Exercise prompt: Copy out every line containing the word "August".
□ □ □
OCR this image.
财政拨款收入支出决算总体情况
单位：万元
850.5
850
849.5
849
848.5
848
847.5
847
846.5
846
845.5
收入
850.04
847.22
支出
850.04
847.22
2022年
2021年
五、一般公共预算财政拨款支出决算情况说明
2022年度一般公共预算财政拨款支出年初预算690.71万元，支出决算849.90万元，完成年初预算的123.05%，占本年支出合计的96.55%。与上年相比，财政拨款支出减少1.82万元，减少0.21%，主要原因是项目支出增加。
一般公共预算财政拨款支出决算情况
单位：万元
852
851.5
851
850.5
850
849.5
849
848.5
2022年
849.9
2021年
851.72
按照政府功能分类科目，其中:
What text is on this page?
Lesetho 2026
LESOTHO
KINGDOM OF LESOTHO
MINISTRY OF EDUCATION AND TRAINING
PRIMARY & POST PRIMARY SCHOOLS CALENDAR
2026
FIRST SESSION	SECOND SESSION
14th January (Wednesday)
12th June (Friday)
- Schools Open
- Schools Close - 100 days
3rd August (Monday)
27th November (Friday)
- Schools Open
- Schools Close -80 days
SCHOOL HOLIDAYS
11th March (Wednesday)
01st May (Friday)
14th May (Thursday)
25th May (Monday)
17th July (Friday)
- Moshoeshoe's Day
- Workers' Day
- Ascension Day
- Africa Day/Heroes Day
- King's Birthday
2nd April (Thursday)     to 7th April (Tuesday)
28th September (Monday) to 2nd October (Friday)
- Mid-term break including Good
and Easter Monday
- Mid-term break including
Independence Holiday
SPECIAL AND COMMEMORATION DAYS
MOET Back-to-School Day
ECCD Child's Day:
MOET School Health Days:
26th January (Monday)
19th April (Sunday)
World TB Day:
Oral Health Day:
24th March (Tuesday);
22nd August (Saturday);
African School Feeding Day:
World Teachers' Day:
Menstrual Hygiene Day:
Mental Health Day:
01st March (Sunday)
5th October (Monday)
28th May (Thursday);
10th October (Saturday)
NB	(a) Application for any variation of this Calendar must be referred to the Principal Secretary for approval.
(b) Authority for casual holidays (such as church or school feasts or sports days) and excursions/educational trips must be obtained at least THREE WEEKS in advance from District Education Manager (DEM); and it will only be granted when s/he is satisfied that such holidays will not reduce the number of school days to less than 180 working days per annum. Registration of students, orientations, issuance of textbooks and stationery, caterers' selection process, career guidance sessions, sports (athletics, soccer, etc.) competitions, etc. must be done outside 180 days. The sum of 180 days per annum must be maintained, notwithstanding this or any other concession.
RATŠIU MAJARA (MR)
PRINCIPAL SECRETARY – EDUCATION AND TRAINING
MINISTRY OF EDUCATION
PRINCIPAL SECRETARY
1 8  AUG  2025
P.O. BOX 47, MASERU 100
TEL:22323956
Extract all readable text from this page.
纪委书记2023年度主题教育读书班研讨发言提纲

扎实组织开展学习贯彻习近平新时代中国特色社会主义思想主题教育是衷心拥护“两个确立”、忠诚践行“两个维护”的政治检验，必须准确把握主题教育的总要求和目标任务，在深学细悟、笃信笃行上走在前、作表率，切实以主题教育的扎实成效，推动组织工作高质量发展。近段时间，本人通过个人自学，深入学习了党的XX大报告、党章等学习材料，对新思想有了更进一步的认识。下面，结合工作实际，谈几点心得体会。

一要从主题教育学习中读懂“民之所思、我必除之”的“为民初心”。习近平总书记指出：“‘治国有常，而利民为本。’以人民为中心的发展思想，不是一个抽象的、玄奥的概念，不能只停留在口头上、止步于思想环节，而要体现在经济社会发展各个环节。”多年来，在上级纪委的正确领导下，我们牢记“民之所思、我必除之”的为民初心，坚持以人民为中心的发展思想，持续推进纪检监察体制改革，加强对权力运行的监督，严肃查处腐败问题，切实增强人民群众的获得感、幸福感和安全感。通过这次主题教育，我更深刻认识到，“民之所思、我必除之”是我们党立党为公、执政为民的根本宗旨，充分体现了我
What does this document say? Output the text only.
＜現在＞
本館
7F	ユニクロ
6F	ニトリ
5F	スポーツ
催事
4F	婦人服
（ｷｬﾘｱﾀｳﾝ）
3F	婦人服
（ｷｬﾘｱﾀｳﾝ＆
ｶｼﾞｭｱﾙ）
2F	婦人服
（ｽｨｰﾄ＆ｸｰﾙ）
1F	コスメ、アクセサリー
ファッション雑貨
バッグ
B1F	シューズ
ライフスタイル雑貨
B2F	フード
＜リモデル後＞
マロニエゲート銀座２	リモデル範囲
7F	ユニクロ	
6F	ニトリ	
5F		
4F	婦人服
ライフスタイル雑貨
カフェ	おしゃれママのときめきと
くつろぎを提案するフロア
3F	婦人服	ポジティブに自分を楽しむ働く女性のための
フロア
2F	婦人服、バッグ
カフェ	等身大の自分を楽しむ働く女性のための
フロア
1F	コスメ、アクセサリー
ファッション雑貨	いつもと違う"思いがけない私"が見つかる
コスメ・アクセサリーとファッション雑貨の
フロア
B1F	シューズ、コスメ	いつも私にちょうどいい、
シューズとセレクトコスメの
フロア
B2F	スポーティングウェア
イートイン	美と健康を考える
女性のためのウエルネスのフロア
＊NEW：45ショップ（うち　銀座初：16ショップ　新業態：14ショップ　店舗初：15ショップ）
□ □ □
Finished answer:
3rd August (Monday)
22nd August (Saturday);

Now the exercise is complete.